%%

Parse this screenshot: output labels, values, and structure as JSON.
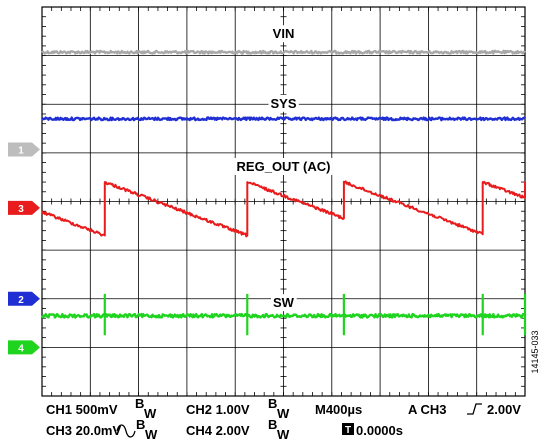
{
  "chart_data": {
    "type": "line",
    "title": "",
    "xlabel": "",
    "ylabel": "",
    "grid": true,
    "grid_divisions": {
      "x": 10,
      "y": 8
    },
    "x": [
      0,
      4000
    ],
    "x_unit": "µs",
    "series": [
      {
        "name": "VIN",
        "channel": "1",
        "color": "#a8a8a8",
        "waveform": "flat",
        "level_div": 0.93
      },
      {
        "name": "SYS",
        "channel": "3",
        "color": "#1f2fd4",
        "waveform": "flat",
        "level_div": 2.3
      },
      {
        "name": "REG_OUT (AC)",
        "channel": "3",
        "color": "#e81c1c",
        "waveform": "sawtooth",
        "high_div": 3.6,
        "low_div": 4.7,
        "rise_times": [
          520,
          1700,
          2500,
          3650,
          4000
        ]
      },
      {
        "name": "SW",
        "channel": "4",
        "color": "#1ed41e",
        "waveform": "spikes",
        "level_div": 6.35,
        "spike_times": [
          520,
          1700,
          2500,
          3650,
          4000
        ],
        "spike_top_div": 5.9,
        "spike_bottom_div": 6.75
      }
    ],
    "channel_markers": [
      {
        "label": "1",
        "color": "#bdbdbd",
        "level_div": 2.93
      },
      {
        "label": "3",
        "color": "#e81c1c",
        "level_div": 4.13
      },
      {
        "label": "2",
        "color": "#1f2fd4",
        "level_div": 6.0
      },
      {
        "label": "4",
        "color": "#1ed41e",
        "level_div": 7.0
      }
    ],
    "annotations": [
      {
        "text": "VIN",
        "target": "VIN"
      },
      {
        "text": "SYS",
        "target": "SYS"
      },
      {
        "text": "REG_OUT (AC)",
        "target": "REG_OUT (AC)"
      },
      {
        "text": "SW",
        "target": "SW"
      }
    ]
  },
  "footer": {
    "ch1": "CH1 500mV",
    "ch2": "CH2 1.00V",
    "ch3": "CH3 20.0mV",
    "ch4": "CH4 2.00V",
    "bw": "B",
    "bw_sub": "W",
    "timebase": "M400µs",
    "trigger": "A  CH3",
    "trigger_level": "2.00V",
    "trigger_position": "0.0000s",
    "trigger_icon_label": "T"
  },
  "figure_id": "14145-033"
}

%%
%%

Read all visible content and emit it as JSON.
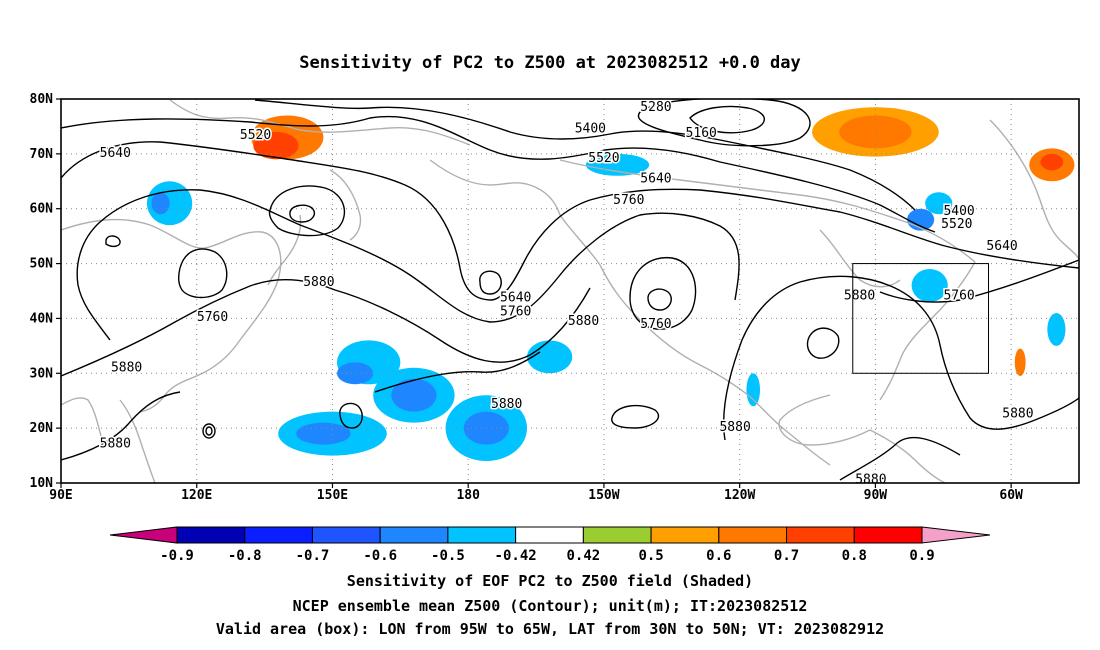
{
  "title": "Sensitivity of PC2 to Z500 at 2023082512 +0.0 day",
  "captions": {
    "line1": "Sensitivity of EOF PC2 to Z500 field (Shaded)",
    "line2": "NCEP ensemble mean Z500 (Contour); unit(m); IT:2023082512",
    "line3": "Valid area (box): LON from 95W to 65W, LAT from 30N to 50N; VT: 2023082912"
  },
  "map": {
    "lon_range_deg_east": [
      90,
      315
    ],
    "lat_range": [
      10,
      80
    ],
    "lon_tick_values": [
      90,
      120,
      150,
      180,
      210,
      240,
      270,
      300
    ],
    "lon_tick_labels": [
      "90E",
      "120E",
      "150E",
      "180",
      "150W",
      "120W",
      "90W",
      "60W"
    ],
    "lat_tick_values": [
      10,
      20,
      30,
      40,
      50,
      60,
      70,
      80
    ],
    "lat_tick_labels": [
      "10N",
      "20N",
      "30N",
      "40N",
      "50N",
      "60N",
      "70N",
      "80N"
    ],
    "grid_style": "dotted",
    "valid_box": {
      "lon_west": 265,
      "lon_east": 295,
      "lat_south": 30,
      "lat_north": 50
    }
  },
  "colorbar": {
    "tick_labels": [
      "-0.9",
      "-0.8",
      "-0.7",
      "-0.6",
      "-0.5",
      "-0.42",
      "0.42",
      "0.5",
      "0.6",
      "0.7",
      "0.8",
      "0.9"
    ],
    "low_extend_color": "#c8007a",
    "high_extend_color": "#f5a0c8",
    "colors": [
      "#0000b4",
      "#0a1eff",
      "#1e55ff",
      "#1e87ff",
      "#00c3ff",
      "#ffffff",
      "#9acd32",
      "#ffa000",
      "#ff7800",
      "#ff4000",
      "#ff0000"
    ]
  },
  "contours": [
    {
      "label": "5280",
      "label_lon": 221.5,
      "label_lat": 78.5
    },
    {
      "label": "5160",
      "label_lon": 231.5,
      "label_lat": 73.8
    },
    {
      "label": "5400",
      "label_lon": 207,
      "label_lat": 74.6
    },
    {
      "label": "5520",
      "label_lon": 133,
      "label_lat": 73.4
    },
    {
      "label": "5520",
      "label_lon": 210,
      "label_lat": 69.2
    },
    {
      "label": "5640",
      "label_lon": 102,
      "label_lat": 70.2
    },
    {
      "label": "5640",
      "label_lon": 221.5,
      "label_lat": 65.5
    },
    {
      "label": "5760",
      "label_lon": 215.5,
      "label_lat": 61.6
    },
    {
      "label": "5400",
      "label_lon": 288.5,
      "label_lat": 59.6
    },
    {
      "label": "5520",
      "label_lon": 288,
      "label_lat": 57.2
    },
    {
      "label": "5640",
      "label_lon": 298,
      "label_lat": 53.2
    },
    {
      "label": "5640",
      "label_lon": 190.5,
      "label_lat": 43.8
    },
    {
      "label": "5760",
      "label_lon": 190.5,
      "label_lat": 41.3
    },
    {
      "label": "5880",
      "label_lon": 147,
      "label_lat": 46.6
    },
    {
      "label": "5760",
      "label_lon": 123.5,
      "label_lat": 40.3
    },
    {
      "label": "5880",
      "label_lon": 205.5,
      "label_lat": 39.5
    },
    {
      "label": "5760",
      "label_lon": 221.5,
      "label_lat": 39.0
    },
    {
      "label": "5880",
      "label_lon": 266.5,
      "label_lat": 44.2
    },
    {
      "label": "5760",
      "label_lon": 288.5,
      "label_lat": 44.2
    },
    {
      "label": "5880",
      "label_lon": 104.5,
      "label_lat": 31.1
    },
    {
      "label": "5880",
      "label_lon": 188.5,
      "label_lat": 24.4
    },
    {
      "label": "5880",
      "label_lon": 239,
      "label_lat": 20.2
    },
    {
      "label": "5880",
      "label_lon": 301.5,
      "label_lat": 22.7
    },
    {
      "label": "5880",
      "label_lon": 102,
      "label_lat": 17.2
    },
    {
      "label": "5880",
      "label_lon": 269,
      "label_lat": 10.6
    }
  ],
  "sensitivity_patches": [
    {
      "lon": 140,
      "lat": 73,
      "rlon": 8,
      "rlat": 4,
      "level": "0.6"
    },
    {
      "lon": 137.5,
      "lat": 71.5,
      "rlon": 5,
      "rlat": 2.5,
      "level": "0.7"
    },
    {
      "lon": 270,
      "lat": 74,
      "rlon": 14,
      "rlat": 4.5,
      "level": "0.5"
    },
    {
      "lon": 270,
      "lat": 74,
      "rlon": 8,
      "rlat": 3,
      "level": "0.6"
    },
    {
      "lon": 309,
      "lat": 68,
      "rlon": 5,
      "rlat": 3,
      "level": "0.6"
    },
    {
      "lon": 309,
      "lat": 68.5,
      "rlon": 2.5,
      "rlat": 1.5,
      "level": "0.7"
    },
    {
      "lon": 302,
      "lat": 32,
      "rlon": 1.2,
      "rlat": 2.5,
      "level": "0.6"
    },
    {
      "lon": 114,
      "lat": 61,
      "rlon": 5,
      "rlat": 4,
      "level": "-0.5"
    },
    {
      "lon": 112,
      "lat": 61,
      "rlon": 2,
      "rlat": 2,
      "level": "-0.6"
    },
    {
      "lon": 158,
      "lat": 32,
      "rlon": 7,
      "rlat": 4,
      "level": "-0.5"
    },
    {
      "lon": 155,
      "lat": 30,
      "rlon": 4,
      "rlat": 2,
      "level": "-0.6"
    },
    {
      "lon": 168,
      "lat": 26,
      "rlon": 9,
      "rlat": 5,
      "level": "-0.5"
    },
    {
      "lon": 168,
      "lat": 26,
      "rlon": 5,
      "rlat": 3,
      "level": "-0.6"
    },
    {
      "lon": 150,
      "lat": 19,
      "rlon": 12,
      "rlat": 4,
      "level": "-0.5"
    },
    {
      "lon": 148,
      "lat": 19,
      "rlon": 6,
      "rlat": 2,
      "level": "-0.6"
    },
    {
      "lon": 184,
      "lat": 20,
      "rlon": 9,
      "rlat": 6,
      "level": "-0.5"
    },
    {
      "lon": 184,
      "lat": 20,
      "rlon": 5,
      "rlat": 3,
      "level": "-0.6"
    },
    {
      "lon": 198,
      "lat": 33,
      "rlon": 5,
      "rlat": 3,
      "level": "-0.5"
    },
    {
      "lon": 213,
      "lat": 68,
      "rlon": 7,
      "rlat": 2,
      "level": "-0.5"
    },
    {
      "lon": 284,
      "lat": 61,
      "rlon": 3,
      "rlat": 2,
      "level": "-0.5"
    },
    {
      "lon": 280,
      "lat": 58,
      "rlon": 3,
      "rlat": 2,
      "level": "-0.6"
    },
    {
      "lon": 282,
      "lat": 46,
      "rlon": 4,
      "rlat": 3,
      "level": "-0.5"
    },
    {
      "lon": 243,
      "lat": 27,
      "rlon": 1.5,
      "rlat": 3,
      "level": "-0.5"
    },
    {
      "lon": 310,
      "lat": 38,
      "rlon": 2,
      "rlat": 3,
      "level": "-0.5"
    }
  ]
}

%%

◆ **PROBLEM DETAILS**: How many of the lines above contain the string "title"? Give the number only.

◆ **FINISHED EXERCISE**: 2